● What is required:
Render every entry verbatim.

● Listing:

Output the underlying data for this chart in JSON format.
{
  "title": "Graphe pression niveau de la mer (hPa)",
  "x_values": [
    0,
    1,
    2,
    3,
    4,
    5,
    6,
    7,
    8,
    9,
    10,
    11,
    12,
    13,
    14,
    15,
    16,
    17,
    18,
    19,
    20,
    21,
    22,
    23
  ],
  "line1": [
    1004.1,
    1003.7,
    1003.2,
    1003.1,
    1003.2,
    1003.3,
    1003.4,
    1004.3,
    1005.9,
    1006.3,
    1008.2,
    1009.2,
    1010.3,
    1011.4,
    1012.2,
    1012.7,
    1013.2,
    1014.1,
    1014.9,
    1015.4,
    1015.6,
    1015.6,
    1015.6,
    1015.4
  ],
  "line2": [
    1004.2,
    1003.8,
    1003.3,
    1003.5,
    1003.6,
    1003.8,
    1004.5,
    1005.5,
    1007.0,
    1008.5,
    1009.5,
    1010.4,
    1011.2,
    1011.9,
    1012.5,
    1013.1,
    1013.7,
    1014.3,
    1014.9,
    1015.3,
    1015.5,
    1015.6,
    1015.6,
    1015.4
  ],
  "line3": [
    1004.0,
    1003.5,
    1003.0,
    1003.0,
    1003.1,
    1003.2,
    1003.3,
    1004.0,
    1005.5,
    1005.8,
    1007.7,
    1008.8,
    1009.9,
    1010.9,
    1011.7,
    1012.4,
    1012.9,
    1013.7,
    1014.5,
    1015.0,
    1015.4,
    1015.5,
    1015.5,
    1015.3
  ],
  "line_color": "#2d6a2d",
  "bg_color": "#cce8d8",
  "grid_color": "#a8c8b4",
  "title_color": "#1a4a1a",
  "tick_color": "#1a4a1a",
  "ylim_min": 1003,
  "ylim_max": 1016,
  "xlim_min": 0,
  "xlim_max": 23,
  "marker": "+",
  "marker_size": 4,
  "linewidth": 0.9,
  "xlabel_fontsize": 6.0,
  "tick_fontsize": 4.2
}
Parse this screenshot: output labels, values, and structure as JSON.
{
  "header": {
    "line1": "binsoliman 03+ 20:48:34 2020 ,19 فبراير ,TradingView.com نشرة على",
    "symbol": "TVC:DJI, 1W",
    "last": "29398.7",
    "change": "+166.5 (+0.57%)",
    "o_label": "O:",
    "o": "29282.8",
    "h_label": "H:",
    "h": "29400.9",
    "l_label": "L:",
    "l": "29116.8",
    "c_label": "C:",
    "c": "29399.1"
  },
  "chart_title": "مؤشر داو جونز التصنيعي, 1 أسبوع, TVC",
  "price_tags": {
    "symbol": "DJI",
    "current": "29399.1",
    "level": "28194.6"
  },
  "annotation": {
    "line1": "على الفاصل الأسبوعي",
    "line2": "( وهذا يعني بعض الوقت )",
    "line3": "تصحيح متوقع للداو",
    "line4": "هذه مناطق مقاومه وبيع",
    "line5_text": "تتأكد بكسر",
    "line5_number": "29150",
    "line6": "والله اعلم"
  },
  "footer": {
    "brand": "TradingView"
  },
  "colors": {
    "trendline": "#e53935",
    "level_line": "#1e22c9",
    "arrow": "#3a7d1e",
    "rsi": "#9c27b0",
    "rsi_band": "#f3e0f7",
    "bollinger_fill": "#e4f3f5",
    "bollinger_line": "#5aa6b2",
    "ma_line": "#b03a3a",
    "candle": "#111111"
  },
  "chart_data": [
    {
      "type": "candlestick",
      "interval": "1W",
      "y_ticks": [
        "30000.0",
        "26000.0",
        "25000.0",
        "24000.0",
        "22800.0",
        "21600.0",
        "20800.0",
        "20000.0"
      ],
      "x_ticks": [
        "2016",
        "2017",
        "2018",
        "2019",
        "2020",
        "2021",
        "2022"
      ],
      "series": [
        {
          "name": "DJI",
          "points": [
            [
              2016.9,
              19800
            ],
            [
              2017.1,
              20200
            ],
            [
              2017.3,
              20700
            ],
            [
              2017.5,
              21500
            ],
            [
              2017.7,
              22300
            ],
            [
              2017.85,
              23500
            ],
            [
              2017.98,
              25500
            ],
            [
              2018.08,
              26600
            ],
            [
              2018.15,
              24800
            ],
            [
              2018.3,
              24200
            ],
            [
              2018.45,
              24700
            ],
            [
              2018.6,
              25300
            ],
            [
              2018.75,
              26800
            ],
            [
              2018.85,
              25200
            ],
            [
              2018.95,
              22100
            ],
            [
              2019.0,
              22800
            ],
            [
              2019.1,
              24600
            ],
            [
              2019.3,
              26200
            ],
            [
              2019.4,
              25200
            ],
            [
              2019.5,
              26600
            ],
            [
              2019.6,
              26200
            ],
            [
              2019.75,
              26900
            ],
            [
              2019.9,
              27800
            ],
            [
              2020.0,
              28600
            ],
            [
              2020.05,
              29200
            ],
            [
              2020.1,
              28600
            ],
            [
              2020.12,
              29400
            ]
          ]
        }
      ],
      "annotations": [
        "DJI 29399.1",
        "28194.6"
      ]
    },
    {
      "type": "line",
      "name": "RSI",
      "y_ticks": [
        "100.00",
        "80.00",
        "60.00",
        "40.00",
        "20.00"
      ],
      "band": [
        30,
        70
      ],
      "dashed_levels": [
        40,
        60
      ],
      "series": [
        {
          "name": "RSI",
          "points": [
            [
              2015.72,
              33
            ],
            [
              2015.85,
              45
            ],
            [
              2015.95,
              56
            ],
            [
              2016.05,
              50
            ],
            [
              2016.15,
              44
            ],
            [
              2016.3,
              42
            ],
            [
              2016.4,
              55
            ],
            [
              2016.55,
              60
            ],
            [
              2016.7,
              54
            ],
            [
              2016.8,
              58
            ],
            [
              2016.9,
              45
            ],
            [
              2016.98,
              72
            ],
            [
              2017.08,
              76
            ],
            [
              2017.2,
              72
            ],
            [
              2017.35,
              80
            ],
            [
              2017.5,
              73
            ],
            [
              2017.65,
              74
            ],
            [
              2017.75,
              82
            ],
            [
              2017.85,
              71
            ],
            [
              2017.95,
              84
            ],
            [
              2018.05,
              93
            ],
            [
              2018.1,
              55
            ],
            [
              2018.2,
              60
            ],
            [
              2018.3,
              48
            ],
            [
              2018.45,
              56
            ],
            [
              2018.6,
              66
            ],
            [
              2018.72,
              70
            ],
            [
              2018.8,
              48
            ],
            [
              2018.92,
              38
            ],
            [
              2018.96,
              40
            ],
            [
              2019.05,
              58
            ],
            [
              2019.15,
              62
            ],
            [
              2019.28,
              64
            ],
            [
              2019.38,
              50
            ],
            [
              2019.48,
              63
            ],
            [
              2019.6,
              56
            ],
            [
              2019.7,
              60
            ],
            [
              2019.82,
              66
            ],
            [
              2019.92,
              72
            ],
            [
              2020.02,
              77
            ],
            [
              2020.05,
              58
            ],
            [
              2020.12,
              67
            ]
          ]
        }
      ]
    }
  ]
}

● Written response:
Output the underlying data for this chart in JSON format.
{
  "title": "Graphe pression niveau de la mer (hPa)",
  "x_values": [
    0,
    1,
    2,
    3,
    4,
    5,
    6,
    7,
    8,
    9,
    10,
    11,
    12,
    13,
    14,
    15,
    16,
    17,
    18,
    19,
    20,
    21,
    22,
    23
  ],
  "line1": [
    1004.1,
    1003.7,
    1003.2,
    1003.1,
    1003.2,
    1003.3,
    1003.4,
    1004.3,
    1005.9,
    1006.3,
    1008.2,
    1009.2,
    1010.3,
    1011.4,
    1012.2,
    1012.7,
    1013.2,
    1014.1,
    1014.9,
    1015.4,
    1015.6,
    1015.6,
    1015.6,
    1015.4
  ],
  "line2": [
    1004.2,
    1003.8,
    1003.3,
    1003.5,
    1003.6,
    1003.8,
    1004.5,
    1005.5,
    1007.0,
    1008.5,
    1009.5,
    1010.4,
    1011.2,
    1011.9,
    1012.5,
    1013.1,
    1013.7,
    1014.3,
    1014.9,
    1015.3,
    1015.5,
    1015.6,
    1015.6,
    1015.4
  ],
  "line3": [
    1004.0,
    1003.5,
    1003.0,
    1003.0,
    1003.1,
    1003.2,
    1003.3,
    1004.0,
    1005.5,
    1005.8,
    1007.7,
    1008.8,
    1009.9,
    1010.9,
    1011.7,
    1012.4,
    1012.9,
    1013.7,
    1014.5,
    1015.0,
    1015.4,
    1015.5,
    1015.5,
    1015.3
  ],
  "line_color": "#2d6a2d",
  "bg_color": "#cce8d8",
  "grid_color": "#a8c8b4",
  "title_color": "#1a4a1a",
  "tick_color": "#1a4a1a",
  "ylim_min": 1003,
  "ylim_max": 1016,
  "xlim_min": 0,
  "xlim_max": 23,
  "marker": "+",
  "marker_size": 4,
  "linewidth": 0.9,
  "xlabel_fontsize": 6.0,
  "tick_fontsize": 4.2
}
Parse this screenshot: output labels, values, and structure as JSON.
{
  "header": {
    "line1": "binsoliman 03+ 20:48:34 2020 ,19 فبراير ,TradingView.com نشرة على",
    "symbol": "TVC:DJI, 1W",
    "last": "29398.7",
    "change": "+166.5 (+0.57%)",
    "o_label": "O:",
    "o": "29282.8",
    "h_label": "H:",
    "h": "29400.9",
    "l_label": "L:",
    "l": "29116.8",
    "c_label": "C:",
    "c": "29399.1"
  },
  "chart_title": "مؤشر داو جونز التصنيعي, 1 أسبوع, TVC",
  "price_tags": {
    "symbol": "DJI",
    "current": "29399.1",
    "level": "28194.6"
  },
  "annotation": {
    "line1": "على الفاصل الأسبوعي",
    "line2": "( وهذا يعني بعض الوقت )",
    "line3": "تصحيح متوقع للداو",
    "line4": "هذه مناطق مقاومه وبيع",
    "line5_text": "تتأكد بكسر",
    "line5_number": "29150",
    "line6": "والله اعلم"
  },
  "footer": {
    "brand": "TradingView"
  },
  "colors": {
    "trendline": "#e53935",
    "level_line": "#1e22c9",
    "arrow": "#3a7d1e",
    "rsi": "#9c27b0",
    "rsi_band": "#f3e0f7",
    "bollinger_fill": "#e4f3f5",
    "bollinger_line": "#5aa6b2",
    "ma_line": "#b03a3a",
    "candle": "#111111"
  },
  "chart_data": [
    {
      "type": "candlestick",
      "interval": "1W",
      "y_ticks": [
        "30000.0",
        "26000.0",
        "25000.0",
        "24000.0",
        "22800.0",
        "21600.0",
        "20800.0",
        "20000.0"
      ],
      "x_ticks": [
        "2016",
        "2017",
        "2018",
        "2019",
        "2020",
        "2021",
        "2022"
      ],
      "series": [
        {
          "name": "DJI",
          "points": [
            [
              2016.9,
              19800
            ],
            [
              2017.1,
              20200
            ],
            [
              2017.3,
              20700
            ],
            [
              2017.5,
              21500
            ],
            [
              2017.7,
              22300
            ],
            [
              2017.85,
              23500
            ],
            [
              2017.98,
              25500
            ],
            [
              2018.08,
              26600
            ],
            [
              2018.15,
              24800
            ],
            [
              2018.3,
              24200
            ],
            [
              2018.45,
              24700
            ],
            [
              2018.6,
              25300
            ],
            [
              2018.75,
              26800
            ],
            [
              2018.85,
              25200
            ],
            [
              2018.95,
              22100
            ],
            [
              2019.0,
              22800
            ],
            [
              2019.1,
              24600
            ],
            [
              2019.3,
              26200
            ],
            [
              2019.4,
              25200
            ],
            [
              2019.5,
              26600
            ],
            [
              2019.6,
              26200
            ],
            [
              2019.75,
              26900
            ],
            [
              2019.9,
              27800
            ],
            [
              2020.0,
              28600
            ],
            [
              2020.05,
              29200
            ],
            [
              2020.1,
              28600
            ],
            [
              2020.12,
              29400
            ]
          ]
        }
      ],
      "annotations": [
        "DJI 29399.1",
        "28194.6"
      ]
    },
    {
      "type": "line",
      "name": "RSI",
      "y_ticks": [
        "100.00",
        "80.00",
        "60.00",
        "40.00",
        "20.00"
      ],
      "band": [
        30,
        70
      ],
      "dashed_levels": [
        40,
        60
      ],
      "series": [
        {
          "name": "RSI",
          "points": [
            [
              2015.72,
              33
            ],
            [
              2015.85,
              45
            ],
            [
              2015.95,
              56
            ],
            [
              2016.05,
              50
            ],
            [
              2016.15,
              44
            ],
            [
              2016.3,
              42
            ],
            [
              2016.4,
              55
            ],
            [
              2016.55,
              60
            ],
            [
              2016.7,
              54
            ],
            [
              2016.8,
              58
            ],
            [
              2016.9,
              45
            ],
            [
              2016.98,
              72
            ],
            [
              2017.08,
              76
            ],
            [
              2017.2,
              72
            ],
            [
              2017.35,
              80
            ],
            [
              2017.5,
              73
            ],
            [
              2017.65,
              74
            ],
            [
              2017.75,
              82
            ],
            [
              2017.85,
              71
            ],
            [
              2017.95,
              84
            ],
            [
              2018.05,
              93
            ],
            [
              2018.1,
              55
            ],
            [
              2018.2,
              60
            ],
            [
              2018.3,
              48
            ],
            [
              2018.45,
              56
            ],
            [
              2018.6,
              66
            ],
            [
              2018.72,
              70
            ],
            [
              2018.8,
              48
            ],
            [
              2018.92,
              38
            ],
            [
              2018.96,
              40
            ],
            [
              2019.05,
              58
            ],
            [
              2019.15,
              62
            ],
            [
              2019.28,
              64
            ],
            [
              2019.38,
              50
            ],
            [
              2019.48,
              63
            ],
            [
              2019.6,
              56
            ],
            [
              2019.7,
              60
            ],
            [
              2019.82,
              66
            ],
            [
              2019.92,
              72
            ],
            [
              2020.02,
              77
            ],
            [
              2020.05,
              58
            ],
            [
              2020.12,
              67
            ]
          ]
        }
      ]
    }
  ]
}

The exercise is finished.